EXERCISE BRIEF: Will you give the material below again, every line exactly as it is?

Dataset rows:
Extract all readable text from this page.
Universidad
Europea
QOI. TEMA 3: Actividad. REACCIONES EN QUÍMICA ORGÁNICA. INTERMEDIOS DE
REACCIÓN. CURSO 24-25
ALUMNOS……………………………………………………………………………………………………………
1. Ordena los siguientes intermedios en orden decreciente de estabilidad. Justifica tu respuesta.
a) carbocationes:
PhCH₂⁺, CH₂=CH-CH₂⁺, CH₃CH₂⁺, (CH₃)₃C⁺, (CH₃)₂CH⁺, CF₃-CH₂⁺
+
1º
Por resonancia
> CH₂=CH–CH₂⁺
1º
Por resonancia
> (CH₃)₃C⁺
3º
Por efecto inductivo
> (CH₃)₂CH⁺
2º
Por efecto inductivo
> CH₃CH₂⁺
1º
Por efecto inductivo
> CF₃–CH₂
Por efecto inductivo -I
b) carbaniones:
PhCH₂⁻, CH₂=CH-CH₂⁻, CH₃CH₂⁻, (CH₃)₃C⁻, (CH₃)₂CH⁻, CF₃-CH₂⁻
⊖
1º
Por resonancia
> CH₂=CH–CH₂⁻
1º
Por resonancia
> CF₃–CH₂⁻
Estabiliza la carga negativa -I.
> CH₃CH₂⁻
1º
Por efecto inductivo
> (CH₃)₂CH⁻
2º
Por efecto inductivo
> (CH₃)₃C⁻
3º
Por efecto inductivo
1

OUTPUT FOR THIS EXERCISE:
Extract all readable text from this page.
Universidad
Europea
QOI. TEMA 3: Actividad. REACCIONES EN QUÍMICA ORGÁNICA. INTERMEDIOS DE
REACCIÓN. CURSO 24-25
ALUMNOS……………………………………………………………………………………………………………
1. Ordena los siguientes intermedios en orden decreciente de estabilidad. Justifica tu respuesta.
a) carbocationes:
PhCH₂⁺, CH₂=CH-CH₂⁺, CH₃CH₂⁺, (CH₃)₃C⁺, (CH₃)₂CH⁺, CF₃-CH₂⁺
+
1º
Por resonancia
> CH₂=CH–CH₂⁺
1º
Por resonancia
> (CH₃)₃C⁺
3º
Por efecto inductivo
> (CH₃)₂CH⁺
2º
Por efecto inductivo
> CH₃CH₂⁺
1º
Por efecto inductivo
> CF₃–CH₂
Por efecto inductivo -I
b) carbaniones:
PhCH₂⁻, CH₂=CH-CH₂⁻, CH₃CH₂⁻, (CH₃)₃C⁻, (CH₃)₂CH⁻, CF₃-CH₂⁻
⊖
1º
Por resonancia
> CH₂=CH–CH₂⁻
1º
Por resonancia
> CF₃–CH₂⁻
Estabiliza la carga negativa -I.
> CH₃CH₂⁻
1º
Por efecto inductivo
> (CH₃)₂CH⁻
2º
Por efecto inductivo
> (CH₃)₃C⁻
3º
Por efecto inductivo
1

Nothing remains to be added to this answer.